| MATERIAL FOR THIS EXERCISE |
+++
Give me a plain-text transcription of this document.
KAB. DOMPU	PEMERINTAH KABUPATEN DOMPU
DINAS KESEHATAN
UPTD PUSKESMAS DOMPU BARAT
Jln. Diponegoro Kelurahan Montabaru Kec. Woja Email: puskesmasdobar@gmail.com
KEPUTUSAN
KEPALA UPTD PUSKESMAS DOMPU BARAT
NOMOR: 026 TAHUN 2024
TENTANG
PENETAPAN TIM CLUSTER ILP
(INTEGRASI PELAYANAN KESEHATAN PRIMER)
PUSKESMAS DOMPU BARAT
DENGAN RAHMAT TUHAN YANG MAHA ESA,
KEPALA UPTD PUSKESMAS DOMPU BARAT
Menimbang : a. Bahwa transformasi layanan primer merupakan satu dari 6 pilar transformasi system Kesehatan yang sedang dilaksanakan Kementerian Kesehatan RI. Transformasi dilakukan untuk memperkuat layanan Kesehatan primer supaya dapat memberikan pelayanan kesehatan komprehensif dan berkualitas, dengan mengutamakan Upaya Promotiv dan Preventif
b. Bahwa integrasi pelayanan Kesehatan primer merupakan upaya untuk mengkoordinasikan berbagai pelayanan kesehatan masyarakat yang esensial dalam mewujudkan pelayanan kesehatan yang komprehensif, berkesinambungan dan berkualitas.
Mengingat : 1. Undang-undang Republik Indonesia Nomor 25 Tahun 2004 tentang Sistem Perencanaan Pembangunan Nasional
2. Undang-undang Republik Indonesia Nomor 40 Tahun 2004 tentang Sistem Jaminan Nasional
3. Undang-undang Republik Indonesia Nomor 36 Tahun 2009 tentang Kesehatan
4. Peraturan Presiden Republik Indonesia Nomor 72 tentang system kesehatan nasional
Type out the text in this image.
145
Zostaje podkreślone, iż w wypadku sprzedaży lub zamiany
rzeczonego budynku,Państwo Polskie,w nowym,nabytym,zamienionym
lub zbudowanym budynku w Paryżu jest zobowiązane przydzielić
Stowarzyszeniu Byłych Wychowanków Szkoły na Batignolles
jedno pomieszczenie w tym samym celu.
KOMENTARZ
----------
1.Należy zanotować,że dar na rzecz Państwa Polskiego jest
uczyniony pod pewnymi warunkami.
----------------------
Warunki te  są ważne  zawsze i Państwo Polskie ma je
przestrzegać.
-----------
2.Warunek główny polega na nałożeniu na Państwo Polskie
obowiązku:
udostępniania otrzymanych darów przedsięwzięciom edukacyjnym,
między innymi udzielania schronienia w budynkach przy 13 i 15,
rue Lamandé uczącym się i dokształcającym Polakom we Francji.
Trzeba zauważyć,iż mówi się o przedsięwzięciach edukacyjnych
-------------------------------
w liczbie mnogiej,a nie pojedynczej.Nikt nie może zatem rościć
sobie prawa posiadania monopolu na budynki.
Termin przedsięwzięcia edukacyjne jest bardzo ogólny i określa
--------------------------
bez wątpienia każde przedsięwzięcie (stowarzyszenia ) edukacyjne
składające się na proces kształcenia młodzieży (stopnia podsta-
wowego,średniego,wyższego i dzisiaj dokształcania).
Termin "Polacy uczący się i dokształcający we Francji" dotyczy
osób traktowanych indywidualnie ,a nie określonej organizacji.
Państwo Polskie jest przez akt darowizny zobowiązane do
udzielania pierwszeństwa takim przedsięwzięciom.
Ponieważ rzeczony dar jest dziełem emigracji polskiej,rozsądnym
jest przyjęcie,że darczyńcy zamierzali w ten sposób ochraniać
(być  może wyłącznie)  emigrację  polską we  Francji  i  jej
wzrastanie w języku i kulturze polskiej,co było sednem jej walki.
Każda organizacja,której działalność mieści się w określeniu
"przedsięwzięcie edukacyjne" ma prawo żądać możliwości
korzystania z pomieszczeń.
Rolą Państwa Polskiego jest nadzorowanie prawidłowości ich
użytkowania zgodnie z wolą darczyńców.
+++
| DO THIS |
From the entries above, pull out each line that includes "Undang".

| CORRECT OUTPUT |
Mengingat : 1. Undang-undang Republik Indonesia Nomor 25 Tahun 2004 tentang Sistem Perencanaan Pembangunan Nasional
2. Undang-undang Republik Indonesia Nomor 40 Tahun 2004 tentang Sistem Jaminan Nasional
3. Undang-undang Republik Indonesia Nomor 36 Tahun 2009 tentang Kesehatan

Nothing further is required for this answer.